* **MATERIALS PROVIDED**:
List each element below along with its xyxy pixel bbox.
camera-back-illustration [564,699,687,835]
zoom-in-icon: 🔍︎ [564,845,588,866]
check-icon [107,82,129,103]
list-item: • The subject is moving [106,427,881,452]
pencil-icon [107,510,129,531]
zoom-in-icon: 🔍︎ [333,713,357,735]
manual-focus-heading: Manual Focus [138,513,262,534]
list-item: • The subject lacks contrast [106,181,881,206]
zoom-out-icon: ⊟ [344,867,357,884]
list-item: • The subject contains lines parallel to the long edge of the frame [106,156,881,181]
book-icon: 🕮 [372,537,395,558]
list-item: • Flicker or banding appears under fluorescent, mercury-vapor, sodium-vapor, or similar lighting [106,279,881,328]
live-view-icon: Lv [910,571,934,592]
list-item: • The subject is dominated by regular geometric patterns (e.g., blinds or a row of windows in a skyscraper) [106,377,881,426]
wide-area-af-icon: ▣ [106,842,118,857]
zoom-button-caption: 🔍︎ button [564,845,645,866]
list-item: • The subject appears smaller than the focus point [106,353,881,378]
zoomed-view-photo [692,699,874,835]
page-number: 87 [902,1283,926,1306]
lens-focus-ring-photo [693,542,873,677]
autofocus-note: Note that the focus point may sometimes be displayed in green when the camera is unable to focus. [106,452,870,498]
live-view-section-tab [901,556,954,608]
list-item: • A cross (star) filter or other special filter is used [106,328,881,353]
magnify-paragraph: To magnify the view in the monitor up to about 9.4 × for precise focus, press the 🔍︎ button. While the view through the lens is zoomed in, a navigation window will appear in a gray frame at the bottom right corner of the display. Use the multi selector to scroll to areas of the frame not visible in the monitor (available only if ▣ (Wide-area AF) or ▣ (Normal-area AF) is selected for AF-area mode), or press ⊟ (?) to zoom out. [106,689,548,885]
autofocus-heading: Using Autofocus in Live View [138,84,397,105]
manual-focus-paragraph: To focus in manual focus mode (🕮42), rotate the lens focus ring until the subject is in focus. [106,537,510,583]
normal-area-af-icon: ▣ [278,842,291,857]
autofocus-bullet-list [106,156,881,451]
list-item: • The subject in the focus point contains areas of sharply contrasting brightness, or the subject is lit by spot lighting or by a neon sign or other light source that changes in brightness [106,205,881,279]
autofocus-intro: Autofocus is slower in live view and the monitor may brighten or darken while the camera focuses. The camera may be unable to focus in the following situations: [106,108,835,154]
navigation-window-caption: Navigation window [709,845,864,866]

* **YOUR INSTRUCTIONS**:
Copy out the rows above, from the first one through the row containing "book-icon: 🕮 [372,537,395,558]", inclusive.

* **RESPONSE**:
List each element below along with its xyxy pixel bbox.
camera-back-illustration [564,699,687,835]
zoom-in-icon: 🔍︎ [564,845,588,866]
check-icon [107,82,129,103]
list-item: • The subject is moving [106,427,881,452]
pencil-icon [107,510,129,531]
zoom-in-icon: 🔍︎ [333,713,357,735]
manual-focus-heading: Manual Focus [138,513,262,534]
list-item: • The subject lacks contrast [106,181,881,206]
zoom-out-icon: ⊟ [344,867,357,884]
list-item: • The subject contains lines parallel to the long edge of the frame [106,156,881,181]
book-icon: 🕮 [372,537,395,558]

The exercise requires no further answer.